(Items from a figure collection)
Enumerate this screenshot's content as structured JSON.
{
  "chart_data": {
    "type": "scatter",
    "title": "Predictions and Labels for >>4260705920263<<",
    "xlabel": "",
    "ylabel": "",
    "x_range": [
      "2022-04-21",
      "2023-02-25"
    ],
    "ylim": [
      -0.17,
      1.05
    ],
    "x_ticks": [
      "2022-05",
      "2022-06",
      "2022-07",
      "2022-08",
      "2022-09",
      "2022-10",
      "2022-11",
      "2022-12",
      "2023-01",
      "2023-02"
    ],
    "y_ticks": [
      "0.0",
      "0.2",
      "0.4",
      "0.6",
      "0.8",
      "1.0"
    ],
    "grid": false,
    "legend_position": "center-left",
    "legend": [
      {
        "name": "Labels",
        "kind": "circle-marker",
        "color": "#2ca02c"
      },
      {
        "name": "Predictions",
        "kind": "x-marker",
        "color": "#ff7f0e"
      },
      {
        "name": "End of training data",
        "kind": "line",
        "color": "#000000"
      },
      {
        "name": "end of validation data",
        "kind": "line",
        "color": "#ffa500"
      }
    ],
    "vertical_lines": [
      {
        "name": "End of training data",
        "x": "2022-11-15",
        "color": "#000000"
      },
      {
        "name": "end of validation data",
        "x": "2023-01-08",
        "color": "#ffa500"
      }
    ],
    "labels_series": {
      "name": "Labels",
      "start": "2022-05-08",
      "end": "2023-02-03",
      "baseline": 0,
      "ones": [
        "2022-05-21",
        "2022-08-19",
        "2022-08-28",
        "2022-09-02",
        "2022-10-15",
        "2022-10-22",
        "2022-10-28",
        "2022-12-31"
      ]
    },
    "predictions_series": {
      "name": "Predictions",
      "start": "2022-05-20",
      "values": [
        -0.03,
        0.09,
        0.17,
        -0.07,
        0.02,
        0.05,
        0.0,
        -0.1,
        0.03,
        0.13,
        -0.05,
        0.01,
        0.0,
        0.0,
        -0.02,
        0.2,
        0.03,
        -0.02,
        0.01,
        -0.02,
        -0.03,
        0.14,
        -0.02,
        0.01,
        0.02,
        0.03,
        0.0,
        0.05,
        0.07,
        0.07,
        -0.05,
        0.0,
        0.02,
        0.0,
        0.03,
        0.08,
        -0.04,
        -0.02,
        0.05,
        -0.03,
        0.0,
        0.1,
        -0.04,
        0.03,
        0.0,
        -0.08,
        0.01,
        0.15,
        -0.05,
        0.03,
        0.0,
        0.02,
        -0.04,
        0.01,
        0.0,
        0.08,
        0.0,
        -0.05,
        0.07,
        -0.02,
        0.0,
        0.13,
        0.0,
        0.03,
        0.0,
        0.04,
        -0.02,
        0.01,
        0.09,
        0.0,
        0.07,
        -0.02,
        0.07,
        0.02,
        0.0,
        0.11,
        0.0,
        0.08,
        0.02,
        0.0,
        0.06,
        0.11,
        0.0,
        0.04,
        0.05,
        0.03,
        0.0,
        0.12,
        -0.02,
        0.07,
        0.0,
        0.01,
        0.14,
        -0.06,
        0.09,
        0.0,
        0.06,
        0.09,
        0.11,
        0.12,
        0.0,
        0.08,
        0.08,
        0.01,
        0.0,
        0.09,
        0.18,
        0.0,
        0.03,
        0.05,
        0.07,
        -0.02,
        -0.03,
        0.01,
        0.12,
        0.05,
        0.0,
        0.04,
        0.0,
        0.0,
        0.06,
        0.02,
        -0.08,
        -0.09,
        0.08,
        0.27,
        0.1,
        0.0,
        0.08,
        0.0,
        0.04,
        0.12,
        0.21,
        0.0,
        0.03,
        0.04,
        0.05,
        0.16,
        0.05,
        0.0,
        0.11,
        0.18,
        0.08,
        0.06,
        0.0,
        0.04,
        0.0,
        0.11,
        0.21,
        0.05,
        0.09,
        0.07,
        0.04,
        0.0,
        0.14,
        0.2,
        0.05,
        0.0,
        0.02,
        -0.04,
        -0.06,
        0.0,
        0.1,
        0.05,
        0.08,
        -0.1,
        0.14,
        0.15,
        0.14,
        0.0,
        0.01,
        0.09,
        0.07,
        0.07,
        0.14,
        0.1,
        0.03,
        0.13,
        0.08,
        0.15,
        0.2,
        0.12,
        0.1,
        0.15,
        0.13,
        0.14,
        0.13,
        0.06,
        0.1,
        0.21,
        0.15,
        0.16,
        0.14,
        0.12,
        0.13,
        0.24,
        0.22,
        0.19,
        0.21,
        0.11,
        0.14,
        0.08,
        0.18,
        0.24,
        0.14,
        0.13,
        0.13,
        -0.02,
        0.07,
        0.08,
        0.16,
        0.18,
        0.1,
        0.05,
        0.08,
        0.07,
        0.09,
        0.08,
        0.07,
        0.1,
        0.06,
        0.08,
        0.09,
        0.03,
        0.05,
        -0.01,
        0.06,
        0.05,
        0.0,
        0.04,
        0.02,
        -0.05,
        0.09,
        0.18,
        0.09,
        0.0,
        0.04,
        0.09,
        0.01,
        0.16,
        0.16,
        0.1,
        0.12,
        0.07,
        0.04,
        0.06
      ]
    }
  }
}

--

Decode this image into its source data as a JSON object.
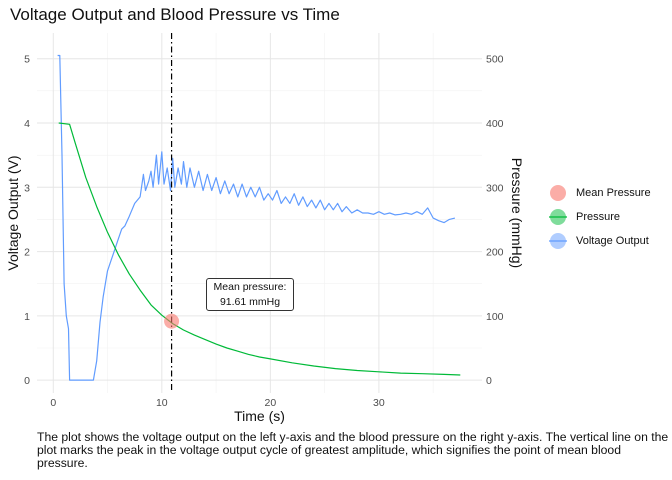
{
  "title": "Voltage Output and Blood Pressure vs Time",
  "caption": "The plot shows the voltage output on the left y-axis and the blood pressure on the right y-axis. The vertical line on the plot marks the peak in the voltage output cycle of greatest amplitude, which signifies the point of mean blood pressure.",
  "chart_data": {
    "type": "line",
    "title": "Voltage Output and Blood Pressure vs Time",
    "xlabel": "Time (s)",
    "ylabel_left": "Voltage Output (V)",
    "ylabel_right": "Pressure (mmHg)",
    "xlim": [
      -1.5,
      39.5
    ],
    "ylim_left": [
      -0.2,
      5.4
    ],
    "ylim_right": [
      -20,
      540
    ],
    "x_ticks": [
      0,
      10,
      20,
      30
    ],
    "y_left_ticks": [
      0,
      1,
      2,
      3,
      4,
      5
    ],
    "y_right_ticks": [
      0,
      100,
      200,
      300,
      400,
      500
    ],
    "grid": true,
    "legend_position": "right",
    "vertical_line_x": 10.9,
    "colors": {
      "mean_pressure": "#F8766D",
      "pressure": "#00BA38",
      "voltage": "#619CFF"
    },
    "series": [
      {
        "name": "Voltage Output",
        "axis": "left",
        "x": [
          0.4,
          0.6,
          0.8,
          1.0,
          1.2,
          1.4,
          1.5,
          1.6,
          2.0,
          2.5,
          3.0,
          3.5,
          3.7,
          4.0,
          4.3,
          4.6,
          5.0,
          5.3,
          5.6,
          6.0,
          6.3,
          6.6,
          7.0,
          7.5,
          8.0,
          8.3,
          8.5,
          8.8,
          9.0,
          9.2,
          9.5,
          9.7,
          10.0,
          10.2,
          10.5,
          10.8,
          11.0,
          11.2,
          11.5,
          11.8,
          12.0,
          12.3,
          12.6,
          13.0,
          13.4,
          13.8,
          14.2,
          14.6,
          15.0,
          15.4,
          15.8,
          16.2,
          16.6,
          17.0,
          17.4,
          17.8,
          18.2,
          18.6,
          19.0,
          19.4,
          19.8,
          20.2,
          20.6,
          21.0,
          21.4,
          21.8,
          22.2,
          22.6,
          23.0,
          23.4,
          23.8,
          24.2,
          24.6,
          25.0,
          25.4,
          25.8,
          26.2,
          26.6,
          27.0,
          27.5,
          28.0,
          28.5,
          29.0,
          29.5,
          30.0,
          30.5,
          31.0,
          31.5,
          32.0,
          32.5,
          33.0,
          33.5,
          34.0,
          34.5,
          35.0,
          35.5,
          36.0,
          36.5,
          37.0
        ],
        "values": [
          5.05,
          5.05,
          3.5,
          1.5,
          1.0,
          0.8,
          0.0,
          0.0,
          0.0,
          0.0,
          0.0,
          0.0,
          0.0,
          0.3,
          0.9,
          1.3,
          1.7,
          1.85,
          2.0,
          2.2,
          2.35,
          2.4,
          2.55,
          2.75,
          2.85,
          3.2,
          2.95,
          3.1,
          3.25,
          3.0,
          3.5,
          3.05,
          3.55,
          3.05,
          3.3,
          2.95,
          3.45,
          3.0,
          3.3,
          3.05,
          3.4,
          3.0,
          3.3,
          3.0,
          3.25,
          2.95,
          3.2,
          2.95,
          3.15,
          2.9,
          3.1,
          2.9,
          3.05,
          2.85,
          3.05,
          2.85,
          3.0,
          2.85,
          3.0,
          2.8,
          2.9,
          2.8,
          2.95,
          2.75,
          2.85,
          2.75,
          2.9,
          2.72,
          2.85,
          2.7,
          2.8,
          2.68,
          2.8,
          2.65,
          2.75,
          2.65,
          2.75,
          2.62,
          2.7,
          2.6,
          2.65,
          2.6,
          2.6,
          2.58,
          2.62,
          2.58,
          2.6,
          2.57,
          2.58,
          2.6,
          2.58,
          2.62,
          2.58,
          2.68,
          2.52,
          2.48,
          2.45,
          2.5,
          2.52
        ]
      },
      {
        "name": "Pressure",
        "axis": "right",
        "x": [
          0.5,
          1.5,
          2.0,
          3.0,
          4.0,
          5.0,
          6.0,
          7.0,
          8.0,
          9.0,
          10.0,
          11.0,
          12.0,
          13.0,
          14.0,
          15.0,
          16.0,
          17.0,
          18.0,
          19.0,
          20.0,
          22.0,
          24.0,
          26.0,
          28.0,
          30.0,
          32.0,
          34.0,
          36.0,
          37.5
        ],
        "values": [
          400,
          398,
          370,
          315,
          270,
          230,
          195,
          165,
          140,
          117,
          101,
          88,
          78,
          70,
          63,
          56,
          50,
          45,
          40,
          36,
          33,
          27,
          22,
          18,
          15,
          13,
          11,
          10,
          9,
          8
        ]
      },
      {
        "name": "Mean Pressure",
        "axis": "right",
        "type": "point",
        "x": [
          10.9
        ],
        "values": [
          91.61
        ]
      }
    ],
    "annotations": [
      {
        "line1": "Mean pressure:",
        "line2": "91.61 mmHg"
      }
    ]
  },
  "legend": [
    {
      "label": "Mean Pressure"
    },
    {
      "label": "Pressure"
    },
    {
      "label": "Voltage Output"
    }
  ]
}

TASK DIRECTIONS: Sift through the entries and copy every line with "title".

PROBLEM SOLUTION:
    "title": "Predictions and Labels for >>4260705920263<<",
  "title": "Voltage Output and Blood Pressure vs Time",
    "title": "Voltage Output and Blood Pressure vs Time",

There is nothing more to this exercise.